**Brief:**
Leave out the pictures and transcribe the rest of the records exactly.

════════════════

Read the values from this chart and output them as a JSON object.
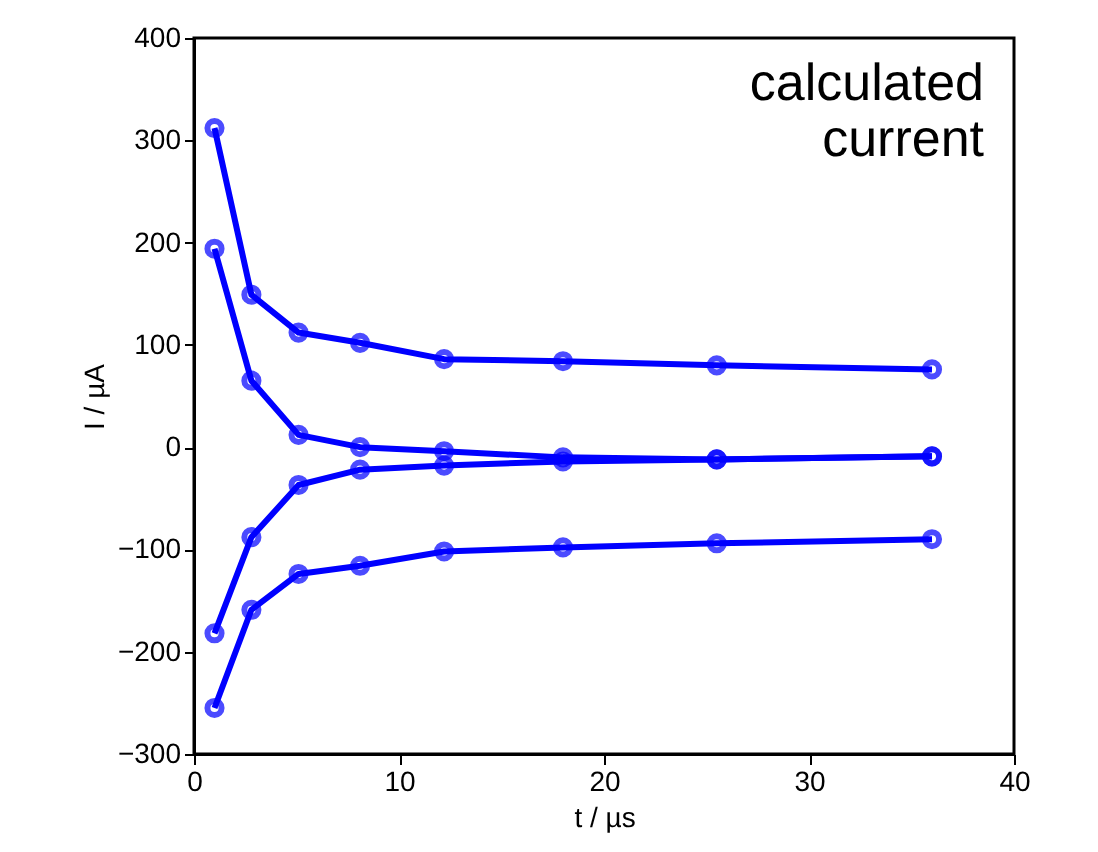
{
  "chart_data": {
    "type": "line",
    "xlabel": "t / µs",
    "ylabel": "I / µA",
    "annotations": [
      "calculated current"
    ],
    "x": [
      1,
      2.8,
      5.1,
      8.1,
      12.2,
      18,
      25.5,
      36
    ],
    "series": [
      {
        "color": "#0000ff",
        "values": [
          312,
          149,
          112,
          102,
          86,
          84,
          80,
          76
        ]
      },
      {
        "color": "#0000ff",
        "values": [
          194,
          65,
          12,
          0,
          -4,
          -10,
          -12,
          -9
        ]
      },
      {
        "color": "#0000ff",
        "values": [
          -182,
          -88,
          -37,
          -22,
          -18,
          -14,
          -12,
          -9
        ]
      },
      {
        "color": "#0000ff",
        "values": [
          -255,
          -159,
          -124,
          -116,
          -102,
          -98,
          -94,
          -90
        ]
      }
    ],
    "xlim": [
      0,
      40
    ],
    "xticks": [
      0,
      10,
      20,
      30,
      40
    ],
    "ylim": [
      -300,
      400
    ],
    "yticks": [
      -300,
      -200,
      -100,
      0,
      100,
      200,
      300,
      400
    ],
    "grid": false,
    "legend": false,
    "marker": "circle",
    "line_style": "solid"
  }
}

════════════════

**Output for this task:**
Read the values from this chart and output them as a JSON object.
{
  "chart_data": {
    "type": "line",
    "xlabel": "t / µs",
    "ylabel": "I / µA",
    "annotations": [
      "calculated current"
    ],
    "x": [
      1,
      2.8,
      5.1,
      8.1,
      12.2,
      18,
      25.5,
      36
    ],
    "series": [
      {
        "color": "#0000ff",
        "values": [
          312,
          149,
          112,
          102,
          86,
          84,
          80,
          76
        ]
      },
      {
        "color": "#0000ff",
        "values": [
          194,
          65,
          12,
          0,
          -4,
          -10,
          -12,
          -9
        ]
      },
      {
        "color": "#0000ff",
        "values": [
          -182,
          -88,
          -37,
          -22,
          -18,
          -14,
          -12,
          -9
        ]
      },
      {
        "color": "#0000ff",
        "values": [
          -255,
          -159,
          -124,
          -116,
          -102,
          -98,
          -94,
          -90
        ]
      }
    ],
    "xlim": [
      0,
      40
    ],
    "xticks": [
      0,
      10,
      20,
      30,
      40
    ],
    "ylim": [
      -300,
      400
    ],
    "yticks": [
      -300,
      -200,
      -100,
      0,
      100,
      200,
      300,
      400
    ],
    "grid": false,
    "legend": false,
    "marker": "circle",
    "line_style": "solid"
  }
}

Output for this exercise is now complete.